**WHAT TO PRODUCE**. Each entry must appear again exactly as it does in the source.

** start of INPUT DATA **

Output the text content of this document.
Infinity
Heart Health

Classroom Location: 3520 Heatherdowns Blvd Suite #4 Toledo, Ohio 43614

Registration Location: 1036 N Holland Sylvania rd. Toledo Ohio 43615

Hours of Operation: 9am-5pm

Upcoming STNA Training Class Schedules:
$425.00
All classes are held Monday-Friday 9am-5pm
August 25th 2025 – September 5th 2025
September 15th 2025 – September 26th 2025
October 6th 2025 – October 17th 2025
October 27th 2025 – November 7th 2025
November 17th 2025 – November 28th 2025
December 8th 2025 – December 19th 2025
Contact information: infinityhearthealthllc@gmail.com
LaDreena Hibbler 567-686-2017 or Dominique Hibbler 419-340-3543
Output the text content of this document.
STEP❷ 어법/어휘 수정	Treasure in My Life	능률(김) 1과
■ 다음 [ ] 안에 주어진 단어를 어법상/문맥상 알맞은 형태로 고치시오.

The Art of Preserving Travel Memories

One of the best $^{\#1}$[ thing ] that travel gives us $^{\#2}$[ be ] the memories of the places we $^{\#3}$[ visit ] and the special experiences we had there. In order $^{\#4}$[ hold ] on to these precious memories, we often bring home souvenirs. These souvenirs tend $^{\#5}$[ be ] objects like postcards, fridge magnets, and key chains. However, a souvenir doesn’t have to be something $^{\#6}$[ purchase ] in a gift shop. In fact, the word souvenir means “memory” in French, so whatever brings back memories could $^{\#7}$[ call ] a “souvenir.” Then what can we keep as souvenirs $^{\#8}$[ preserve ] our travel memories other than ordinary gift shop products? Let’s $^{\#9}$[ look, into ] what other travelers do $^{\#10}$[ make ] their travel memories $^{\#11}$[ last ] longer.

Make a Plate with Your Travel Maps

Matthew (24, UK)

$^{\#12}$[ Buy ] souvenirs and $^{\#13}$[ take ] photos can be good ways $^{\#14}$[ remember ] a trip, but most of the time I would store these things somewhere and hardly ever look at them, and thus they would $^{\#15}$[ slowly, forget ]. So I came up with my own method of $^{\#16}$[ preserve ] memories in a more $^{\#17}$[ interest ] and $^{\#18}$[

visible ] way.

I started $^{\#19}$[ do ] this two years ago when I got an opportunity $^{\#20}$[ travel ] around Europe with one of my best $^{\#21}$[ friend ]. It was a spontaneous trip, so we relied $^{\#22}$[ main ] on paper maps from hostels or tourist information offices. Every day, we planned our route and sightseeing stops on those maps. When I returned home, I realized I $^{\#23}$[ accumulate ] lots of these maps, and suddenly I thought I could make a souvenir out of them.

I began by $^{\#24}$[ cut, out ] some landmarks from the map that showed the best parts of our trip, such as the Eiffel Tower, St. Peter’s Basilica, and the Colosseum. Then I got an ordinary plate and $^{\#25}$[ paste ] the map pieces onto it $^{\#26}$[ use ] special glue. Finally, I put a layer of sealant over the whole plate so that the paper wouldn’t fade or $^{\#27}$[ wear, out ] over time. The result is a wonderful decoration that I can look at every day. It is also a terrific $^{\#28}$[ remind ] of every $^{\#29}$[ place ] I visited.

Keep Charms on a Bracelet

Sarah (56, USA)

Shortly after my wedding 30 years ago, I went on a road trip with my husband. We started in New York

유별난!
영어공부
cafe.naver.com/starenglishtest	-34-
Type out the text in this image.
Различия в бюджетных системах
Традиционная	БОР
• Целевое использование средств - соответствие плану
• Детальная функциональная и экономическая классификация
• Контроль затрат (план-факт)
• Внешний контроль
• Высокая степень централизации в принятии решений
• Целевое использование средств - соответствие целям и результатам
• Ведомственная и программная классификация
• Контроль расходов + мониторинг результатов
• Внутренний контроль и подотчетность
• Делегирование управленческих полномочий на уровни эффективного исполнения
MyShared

** end of INPUT DATA **

**SOLUTION TO THIS TASK**.
Output the text content of this document.
Infinity
Heart Health

Classroom Location: 3520 Heatherdowns Blvd Suite #4 Toledo, Ohio 43614

Registration Location: 1036 N Holland Sylvania rd. Toledo Ohio 43615

Hours of Operation: 9am-5pm

Upcoming STNA Training Class Schedules:
$425.00
All classes are held Monday-Friday 9am-5pm
August 25th 2025 – September 5th 2025
September 15th 2025 – September 26th 2025
October 6th 2025 – October 17th 2025
October 27th 2025 – November 7th 2025
November 17th 2025 – November 28th 2025
December 8th 2025 – December 19th 2025
Contact information: infinityhearthealthllc@gmail.com
LaDreena Hibbler 567-686-2017 or Dominique Hibbler 419-340-3543
Output the text content of this document.
STEP❷ 어법/어휘 수정	Treasure in My Life	능률(김) 1과
■ 다음 [ ] 안에 주어진 단어를 어법상/문맥상 알맞은 형태로 고치시오.

The Art of Preserving Travel Memories

One of the best $^{\#1}$[ thing ] that travel gives us $^{\#2}$[ be ] the memories of the places we $^{\#3}$[ visit ] and the special experiences we had there. In order $^{\#4}$[ hold ] on to these precious memories, we often bring home souvenirs. These souvenirs tend $^{\#5}$[ be ] objects like postcards, fridge magnets, and key chains. However, a souvenir doesn’t have to be something $^{\#6}$[ purchase ] in a gift shop. In fact, the word souvenir means “memory” in French, so whatever brings back memories could $^{\#7}$[ call ] a “souvenir.” Then what can we keep as souvenirs $^{\#8}$[ preserve ] our travel memories other than ordinary gift shop products? Let’s $^{\#9}$[ look, into ] what other travelers do $^{\#10}$[ make ] their travel memories $^{\#11}$[ last ] longer.

Make a Plate with Your Travel Maps

Matthew (24, UK)

$^{\#12}$[ Buy ] souvenirs and $^{\#13}$[ take ] photos can be good ways $^{\#14}$[ remember ] a trip, but most of the time I would store these things somewhere and hardly ever look at them, and thus they would $^{\#15}$[ slowly, forget ]. So I came up with my own method of $^{\#16}$[ preserve ] memories in a more $^{\#17}$[ interest ] and $^{\#18}$[

visible ] way.

I started $^{\#19}$[ do ] this two years ago when I got an opportunity $^{\#20}$[ travel ] around Europe with one of my best $^{\#21}$[ friend ]. It was a spontaneous trip, so we relied $^{\#22}$[ main ] on paper maps from hostels or tourist information offices. Every day, we planned our route and sightseeing stops on those maps. When I returned home, I realized I $^{\#23}$[ accumulate ] lots of these maps, and suddenly I thought I could make a souvenir out of them.

I began by $^{\#24}$[ cut, out ] some landmarks from the map that showed the best parts of our trip, such as the Eiffel Tower, St. Peter’s Basilica, and the Colosseum. Then I got an ordinary plate and $^{\#25}$[ paste ] the map pieces onto it $^{\#26}$[ use ] special glue. Finally, I put a layer of sealant over the whole plate so that the paper wouldn’t fade or $^{\#27}$[ wear, out ] over time. The result is a wonderful decoration that I can look at every day. It is also a terrific $^{\#28}$[ remind ] of every $^{\#29}$[ place ] I visited.

Keep Charms on a Bracelet

Sarah (56, USA)

Shortly after my wedding 30 years ago, I went on a road trip with my husband. We started in New York

유별난!
영어공부
cafe.naver.com/starenglishtest	-34-
Type out the text in this image.
Различия в бюджетных системах
Традиционная	БОР
• Целевое использование средств - соответствие плану
• Детальная функциональная и экономическая классификация
• Контроль затрат (план-факт)
• Внешний контроль
• Высокая степень централизации в принятии решений
• Целевое использование средств - соответствие целям и результатам
• Ведомственная и программная классификация
• Контроль расходов + мониторинг результатов
• Внутренний контроль и подотчетность
• Делегирование управленческих полномочий на уровни эффективного исполнения
MyShared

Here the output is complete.